> _Do this_
Tally up the lines where the string "arrow" appears; reply with the number only.

> _Recorded information_
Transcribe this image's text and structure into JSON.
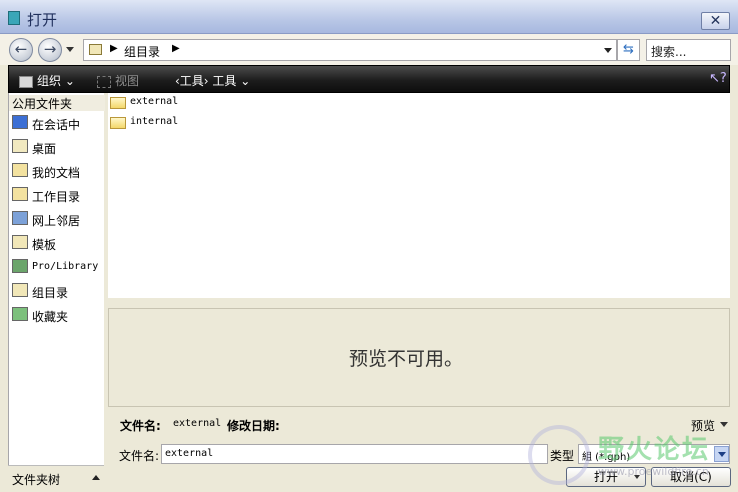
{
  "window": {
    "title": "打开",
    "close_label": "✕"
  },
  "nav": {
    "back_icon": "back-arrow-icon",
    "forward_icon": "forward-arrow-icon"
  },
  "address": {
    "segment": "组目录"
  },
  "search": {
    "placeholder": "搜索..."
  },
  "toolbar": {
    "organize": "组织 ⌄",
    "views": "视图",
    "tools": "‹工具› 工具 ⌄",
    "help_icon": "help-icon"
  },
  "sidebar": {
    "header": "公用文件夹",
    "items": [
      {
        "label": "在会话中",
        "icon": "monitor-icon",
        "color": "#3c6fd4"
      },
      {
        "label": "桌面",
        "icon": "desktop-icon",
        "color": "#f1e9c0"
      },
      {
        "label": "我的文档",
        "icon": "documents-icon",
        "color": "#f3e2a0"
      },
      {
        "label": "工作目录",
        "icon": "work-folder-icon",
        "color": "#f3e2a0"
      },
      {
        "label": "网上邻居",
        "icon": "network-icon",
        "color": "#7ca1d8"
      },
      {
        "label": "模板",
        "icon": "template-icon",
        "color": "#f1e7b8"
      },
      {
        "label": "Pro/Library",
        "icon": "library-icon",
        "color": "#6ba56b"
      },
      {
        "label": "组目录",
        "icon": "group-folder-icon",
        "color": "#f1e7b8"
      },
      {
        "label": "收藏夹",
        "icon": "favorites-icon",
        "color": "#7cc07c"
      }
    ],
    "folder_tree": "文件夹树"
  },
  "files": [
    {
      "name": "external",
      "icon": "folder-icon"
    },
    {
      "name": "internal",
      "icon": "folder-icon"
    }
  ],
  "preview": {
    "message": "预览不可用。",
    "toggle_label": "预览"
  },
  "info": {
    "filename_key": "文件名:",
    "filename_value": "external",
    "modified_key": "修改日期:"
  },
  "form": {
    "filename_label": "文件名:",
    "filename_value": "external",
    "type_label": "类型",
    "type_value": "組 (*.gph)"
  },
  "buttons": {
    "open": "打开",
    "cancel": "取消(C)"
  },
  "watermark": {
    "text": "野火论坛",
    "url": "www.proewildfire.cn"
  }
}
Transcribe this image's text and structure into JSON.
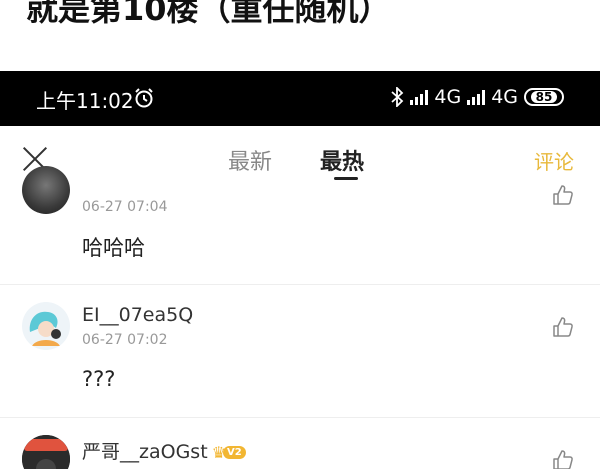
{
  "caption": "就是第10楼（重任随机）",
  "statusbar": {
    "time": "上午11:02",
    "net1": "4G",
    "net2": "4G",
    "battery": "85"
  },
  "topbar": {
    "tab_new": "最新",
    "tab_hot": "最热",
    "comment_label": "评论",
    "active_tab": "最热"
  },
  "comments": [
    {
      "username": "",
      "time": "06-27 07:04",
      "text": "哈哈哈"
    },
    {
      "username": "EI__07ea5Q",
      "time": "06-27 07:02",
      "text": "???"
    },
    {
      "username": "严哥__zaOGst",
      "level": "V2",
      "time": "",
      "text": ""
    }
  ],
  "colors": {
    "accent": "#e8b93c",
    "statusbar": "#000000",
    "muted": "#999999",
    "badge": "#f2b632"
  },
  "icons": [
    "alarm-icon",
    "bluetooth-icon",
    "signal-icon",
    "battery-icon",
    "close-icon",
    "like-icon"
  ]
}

> _Result of this exercise_
2